» **PAGE**
======

MBLogic
for an open world in automation
MBLogicEngine - Embedded Library
Overview:
MBLogicEngine can be used as an embedded library inside another application. This allows any application to include soft logic capabilities. This is useful when creating things like automated test systems, labelling systems and other custom PC applications which may have to interact directly with manufacturing equipment. Using MBLogicEngine allows the core of your application to be written as a normal PC application while providing a familiar PLC programming language for the parts which you wish to allow users to customise and change.
Using MBLogicEngine as an Embedded Library:
MBLogicEngine is written entirely in Python. You can therefor easily write the rest of your PC application in Python. As Python is one of the major modern programming languages, it has an extensive selection of libraries, and is intended to allow rapid development of custom applications.
Alternatively, you can embed the Python interpreter in applications written in languages such as C or C++. More information on embedding Python may be found at the main Python web site http://www.python.org/. Additionally, there are versions of Python (Jython) written to run as part of a Java system and so allow Python to be used directly in Java programs. MBLogicEngine has not however, been actualy tested with Jython.
MBLogicEngine Scan Cycle:
PLCs have what is generally termed a "scan cycle". The PLC program executes one complete "logic scan" (runs the PLC program all the way through once). Then the PLC updates its I/O and performs any general overhead functions before doing another logic scan.
To use MBLogicEngine as an embedded library in your own program you would need to regularly call the function which executes the PLC program scan. A typical program would do the following:
- Do whatever non-PLC functions the program normally performs.
- Update the input portions of the PLC data table.
- Call the function which executes the PLC program scan.
- Read the output portions of the PLC data table.
- Sleep for a short period of time.
- Repeat the process from step 1.
Initialising MBLogicEngine:
In this discussion we will assume that the code which implements the soft logic functions which emulate the desired PLC already exists (i.e. you are using an existing version). Creating your own instruction set is not described here. We will also assume that you are writing your application in Python, rather than embedding Python in C (or some other language). The examples below are illustrated with the version which is modeled on the Koyo "Click" series PLC.
Importing the Libraries
First you must import the required libraries. These must include the following:
| Library | File | Provides |
|---|---|---|
| PLC compiler | PLCCompile.py | This is the PLC compiler. This takes the PLC program source file, checks it for errors, and converts it into a form which can be executed. |
| PLC interpreter | PLCInterp.py | This executes the PLC program each scan. |
| Instruction library | DLCkInstructions.py (in this example) |
This is a library which defines each of the PLC instructions and provides the information required to compile them. Each different PLC which is being emulated will require a different instruction library to define its instructions. |
| Data table | DLCkDataTable.py (in this example) |
This is a library which defines the PLC data table (the data memory). Each different PLC which is being emulated will require a different data table library to define its data table. |
| Run time libraries | DLCkLibs.py (in this example) |
This is a library which provides run time support for the PLC instructions (e.g. math functions, etc.). Each different PLC which is being emulated will require a different set of run time support libraries. These will include a mixture of "standard" libraries (used for all PLC models) and "custom" libraries (created for that model of PLC). |
Example:
from mbsoftlogicck import PLCInterp from mbsoftlogicck import PLCCompile from mbsoftlogicck import DLCkInstructions from mbsoftlogicck import DLCkDataTable from mbsoftlogicck import DLCkLibs
Initialising the Compiler
Next, you must initialise the compiler. This provides the compiler with the list of valid instructions, plus a private data table for use by instructions which must store state information outside of the normal data table (e.g. some PLCs store differentiate or "one shot" state outside of the normal data table).

======

» **WORK INSTRUCTIONS**
**1.** Can you update the embedded library page text starting with "- Update the" and going on through "output portions of the PLC data table.", putting "memory map" in place of "data table"?
**2.** On the embedded library page, which PLC series is the version used in the examples modeled on?

» **LISTING**
======

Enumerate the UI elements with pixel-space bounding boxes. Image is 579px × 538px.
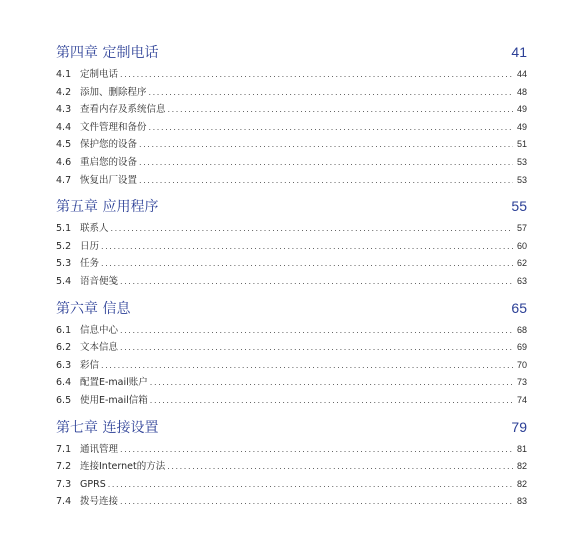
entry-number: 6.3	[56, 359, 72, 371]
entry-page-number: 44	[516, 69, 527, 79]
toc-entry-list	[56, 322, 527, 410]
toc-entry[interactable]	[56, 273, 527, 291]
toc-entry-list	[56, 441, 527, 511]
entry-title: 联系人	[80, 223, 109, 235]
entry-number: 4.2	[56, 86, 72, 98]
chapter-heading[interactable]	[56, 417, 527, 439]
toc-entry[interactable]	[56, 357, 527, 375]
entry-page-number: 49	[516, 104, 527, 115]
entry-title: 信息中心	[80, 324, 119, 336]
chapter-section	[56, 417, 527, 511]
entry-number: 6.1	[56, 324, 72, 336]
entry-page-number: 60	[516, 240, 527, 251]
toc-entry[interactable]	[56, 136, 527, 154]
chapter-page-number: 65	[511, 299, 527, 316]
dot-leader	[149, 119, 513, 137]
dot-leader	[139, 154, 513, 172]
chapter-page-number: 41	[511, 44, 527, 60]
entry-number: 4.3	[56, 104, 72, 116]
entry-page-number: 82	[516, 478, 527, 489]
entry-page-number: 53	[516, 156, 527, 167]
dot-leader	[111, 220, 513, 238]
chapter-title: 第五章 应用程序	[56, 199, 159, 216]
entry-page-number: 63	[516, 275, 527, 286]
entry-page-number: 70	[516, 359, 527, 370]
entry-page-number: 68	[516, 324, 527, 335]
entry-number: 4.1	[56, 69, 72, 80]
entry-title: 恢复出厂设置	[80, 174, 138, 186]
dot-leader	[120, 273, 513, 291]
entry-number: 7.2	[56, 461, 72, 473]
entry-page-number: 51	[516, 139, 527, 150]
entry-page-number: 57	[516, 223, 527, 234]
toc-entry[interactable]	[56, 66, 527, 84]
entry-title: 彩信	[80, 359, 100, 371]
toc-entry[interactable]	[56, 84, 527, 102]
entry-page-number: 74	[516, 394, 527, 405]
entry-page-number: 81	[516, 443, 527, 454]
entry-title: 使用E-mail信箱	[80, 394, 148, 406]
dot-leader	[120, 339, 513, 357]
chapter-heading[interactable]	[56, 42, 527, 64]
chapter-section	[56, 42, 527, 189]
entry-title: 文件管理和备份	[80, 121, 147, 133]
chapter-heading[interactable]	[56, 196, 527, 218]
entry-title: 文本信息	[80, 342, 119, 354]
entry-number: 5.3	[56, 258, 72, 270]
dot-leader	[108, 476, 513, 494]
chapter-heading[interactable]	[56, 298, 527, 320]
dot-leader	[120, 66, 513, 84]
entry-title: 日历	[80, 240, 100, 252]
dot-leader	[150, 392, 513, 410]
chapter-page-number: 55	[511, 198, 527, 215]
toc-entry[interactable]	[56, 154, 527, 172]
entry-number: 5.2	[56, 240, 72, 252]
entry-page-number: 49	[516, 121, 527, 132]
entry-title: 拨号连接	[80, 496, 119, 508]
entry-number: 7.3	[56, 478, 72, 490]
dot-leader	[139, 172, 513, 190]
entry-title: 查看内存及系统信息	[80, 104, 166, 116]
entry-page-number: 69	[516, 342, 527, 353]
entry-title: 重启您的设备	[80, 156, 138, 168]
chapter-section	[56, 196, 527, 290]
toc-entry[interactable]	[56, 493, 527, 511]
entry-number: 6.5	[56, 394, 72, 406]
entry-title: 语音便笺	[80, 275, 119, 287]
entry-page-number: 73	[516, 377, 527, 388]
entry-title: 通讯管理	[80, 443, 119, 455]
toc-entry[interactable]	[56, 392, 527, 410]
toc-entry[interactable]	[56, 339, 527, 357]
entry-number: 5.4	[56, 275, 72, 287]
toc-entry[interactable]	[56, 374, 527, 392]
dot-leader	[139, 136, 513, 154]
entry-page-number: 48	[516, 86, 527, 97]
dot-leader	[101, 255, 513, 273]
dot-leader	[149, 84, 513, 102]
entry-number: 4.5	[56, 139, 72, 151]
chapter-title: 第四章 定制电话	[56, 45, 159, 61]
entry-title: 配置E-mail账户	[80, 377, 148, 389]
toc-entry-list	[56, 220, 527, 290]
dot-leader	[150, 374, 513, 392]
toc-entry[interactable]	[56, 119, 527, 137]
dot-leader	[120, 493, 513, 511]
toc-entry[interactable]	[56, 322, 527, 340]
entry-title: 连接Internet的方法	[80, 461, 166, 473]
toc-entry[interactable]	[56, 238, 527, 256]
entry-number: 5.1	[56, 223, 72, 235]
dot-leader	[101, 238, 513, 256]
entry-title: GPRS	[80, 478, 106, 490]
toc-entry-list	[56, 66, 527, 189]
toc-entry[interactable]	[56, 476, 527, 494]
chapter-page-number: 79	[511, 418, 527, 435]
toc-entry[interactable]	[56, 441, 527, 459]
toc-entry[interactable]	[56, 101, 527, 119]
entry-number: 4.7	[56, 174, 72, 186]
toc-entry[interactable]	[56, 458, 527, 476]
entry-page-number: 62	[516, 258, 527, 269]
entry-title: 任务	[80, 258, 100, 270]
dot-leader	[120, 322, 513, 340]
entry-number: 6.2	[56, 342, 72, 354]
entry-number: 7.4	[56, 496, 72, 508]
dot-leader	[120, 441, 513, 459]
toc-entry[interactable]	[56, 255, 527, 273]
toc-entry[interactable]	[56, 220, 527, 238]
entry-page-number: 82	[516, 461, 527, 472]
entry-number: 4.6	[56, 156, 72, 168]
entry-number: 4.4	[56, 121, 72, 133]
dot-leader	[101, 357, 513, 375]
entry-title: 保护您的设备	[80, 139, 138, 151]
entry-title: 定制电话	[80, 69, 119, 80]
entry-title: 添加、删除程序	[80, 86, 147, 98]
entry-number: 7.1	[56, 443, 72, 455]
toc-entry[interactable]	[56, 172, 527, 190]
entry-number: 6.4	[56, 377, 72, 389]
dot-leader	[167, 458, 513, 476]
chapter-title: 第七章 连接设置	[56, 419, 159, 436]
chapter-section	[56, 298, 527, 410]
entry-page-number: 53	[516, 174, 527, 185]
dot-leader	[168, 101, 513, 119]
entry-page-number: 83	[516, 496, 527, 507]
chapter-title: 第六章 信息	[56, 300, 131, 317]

======

» **THE RESPONSES**
**1.**
- Update the input portions of the PLC memory map.
- Call the function which executes the PLC program scan.
- Read the output portions of the PLC memory map.

**2.** The Koyo "Click" series.